> THE REQUEST
Give the number of lines in this listing that contain "Tools", with no other words.

> RECORDS SHOWN
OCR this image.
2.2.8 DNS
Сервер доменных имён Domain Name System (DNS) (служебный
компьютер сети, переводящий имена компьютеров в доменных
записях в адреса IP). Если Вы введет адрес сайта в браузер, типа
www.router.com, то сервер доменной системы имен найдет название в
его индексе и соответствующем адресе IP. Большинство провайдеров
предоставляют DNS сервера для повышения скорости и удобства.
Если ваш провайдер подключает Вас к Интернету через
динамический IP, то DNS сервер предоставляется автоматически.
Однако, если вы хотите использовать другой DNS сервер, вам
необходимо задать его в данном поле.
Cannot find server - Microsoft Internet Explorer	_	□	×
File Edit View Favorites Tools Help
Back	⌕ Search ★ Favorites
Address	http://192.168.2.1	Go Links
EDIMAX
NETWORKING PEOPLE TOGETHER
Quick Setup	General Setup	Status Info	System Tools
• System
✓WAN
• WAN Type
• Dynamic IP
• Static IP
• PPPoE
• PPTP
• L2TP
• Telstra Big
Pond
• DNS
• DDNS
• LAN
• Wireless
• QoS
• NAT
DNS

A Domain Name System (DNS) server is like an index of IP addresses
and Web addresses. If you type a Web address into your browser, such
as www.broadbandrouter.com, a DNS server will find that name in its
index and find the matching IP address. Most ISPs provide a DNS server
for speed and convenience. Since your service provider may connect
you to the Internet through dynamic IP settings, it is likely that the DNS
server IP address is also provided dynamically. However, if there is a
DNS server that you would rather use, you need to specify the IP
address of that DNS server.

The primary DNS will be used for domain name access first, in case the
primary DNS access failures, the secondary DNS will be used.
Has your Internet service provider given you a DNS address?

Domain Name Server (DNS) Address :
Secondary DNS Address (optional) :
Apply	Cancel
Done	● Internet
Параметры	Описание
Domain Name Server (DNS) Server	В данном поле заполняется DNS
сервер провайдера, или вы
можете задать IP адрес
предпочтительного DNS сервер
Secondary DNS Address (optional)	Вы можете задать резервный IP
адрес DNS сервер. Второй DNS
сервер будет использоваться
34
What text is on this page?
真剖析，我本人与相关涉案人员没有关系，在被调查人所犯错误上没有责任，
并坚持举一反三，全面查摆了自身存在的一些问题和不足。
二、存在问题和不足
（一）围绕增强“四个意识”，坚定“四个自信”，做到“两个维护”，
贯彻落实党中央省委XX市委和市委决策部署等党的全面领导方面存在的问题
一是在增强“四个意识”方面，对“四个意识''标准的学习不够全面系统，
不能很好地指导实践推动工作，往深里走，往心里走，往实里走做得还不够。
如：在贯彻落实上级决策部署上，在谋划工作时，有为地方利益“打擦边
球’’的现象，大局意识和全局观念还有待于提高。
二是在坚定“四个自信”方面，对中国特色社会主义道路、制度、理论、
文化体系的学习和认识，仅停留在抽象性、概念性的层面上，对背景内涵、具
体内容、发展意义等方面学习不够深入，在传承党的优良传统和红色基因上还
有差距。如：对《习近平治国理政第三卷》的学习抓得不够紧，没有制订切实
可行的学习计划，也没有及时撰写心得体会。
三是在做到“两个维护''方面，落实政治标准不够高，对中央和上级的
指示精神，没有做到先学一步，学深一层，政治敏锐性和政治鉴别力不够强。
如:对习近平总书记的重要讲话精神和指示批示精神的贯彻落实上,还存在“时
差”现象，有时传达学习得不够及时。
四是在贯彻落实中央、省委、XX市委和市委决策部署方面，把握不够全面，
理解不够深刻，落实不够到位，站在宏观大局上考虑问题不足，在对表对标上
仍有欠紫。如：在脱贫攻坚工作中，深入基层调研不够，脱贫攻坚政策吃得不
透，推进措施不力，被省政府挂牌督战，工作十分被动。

> OUTPUT FOR THIS EXERCISE
2